■ Records provided:
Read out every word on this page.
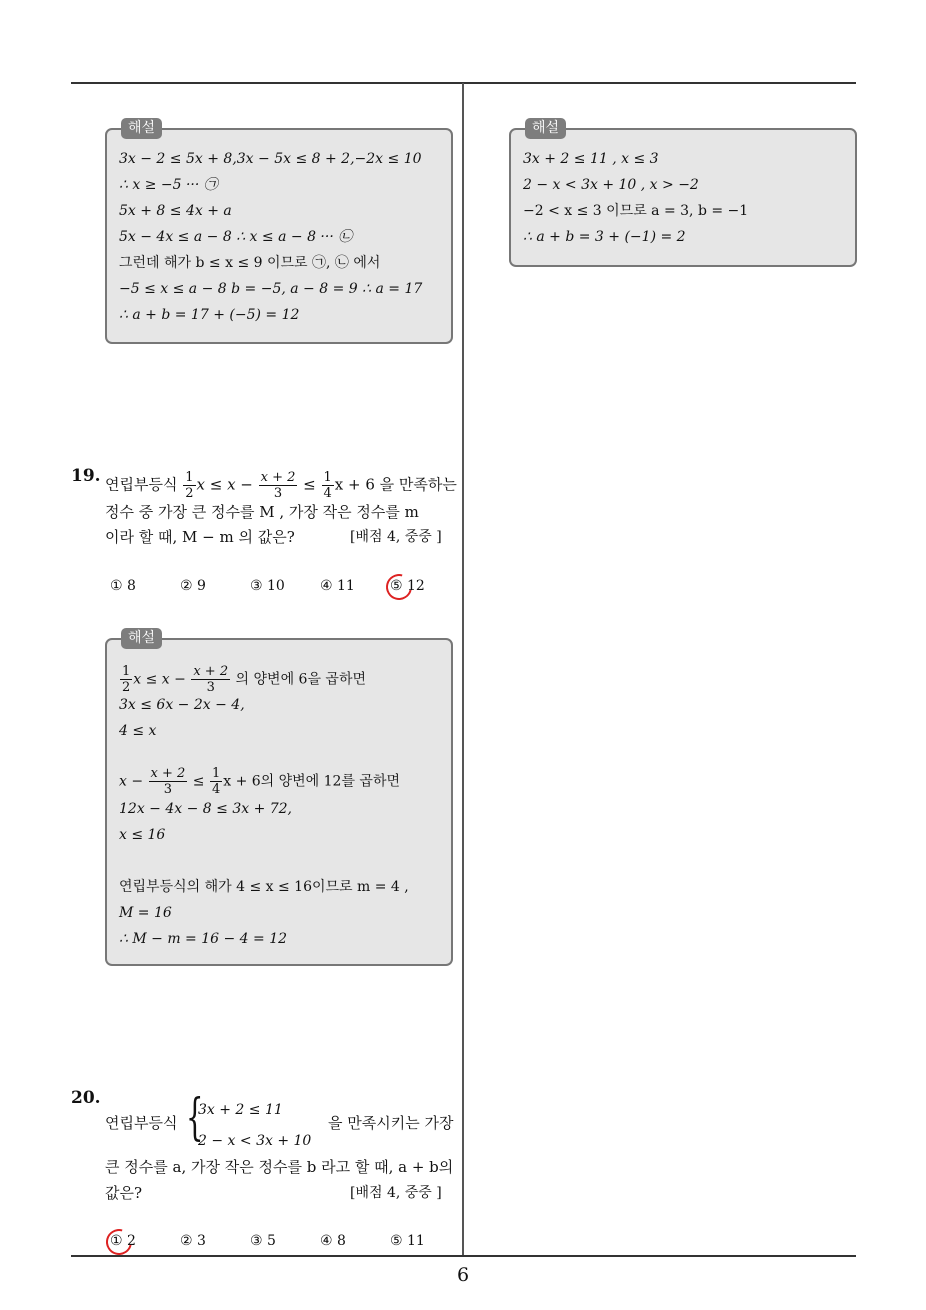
해설
3x − 2 ≤ 5x + 8,3x − 5x ≤ 8 + 2,−2x ≤ 10
∴ x ≥ −5 ··· ㉠
5x + 8 ≤ 4x + a
5x − 4x ≤ a − 8 ∴ x ≤ a − 8 ··· ㉡
그런데 해가 b ≤ x ≤ 9 이므로 ㉠, ㉡ 에서
−5 ≤ x ≤ a − 8 b = −5, a − 8 = 9 ∴ a = 17
∴ a + b = 17 + (−5) = 12
해설
3x + 2 ≤ 11 , x ≤ 3
2 − x < 3x + 10 , x > −2
−2 < x ≤ 3 이므로 a = 3, b = −1
∴ a + b = 3 + (−1) = 2
19. 연립부등식 $\frac{1}{2}$ $x \le x - \frac{x + 2}{3} \le \frac{1}{4}$ x + 6 을 만족하는
정수 중 가장 큰 정수를 M , 가장 작은 정수를 m
이라 할 때, M − m 의 값은?	[배점 4, 중중 ]
① 8	② 9	③ 10	④ 11	⑤ 12
해설
$\frac{1}{2}$ $x \le x - \frac{x + 2}{3}$ 의 양변에 6을 곱하면
3x ≤ 6x − 2x − 4,
4 ≤ x
$x - \frac{x + 2}{3} \le \frac{1}{4}$ x + 6의 양변에 12를 곱하면
12x − 4x − 8 ≤ 3x + 72,
x ≤ 16
연립부등식의 해가 4 ≤ x ≤ 16이므로 m = 4 ,
M = 16
∴ M − m = 16 − 4 = 12
20.
연립부등식 {
3x + 2 ≤ 11
2 − x < 3x + 10
을 만족시키는 가장
큰 정수를 a, 가장 작은 정수를 b 라고 할 때, a + b의
값은?	[배점 4, 중중 ]
① 2	② 3	③ 5	④ 8	⑤ 11
6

■ The problem: Tell how many lines of the material above hold "frac", answering with a bare number.

■ Solution to this exercise: 3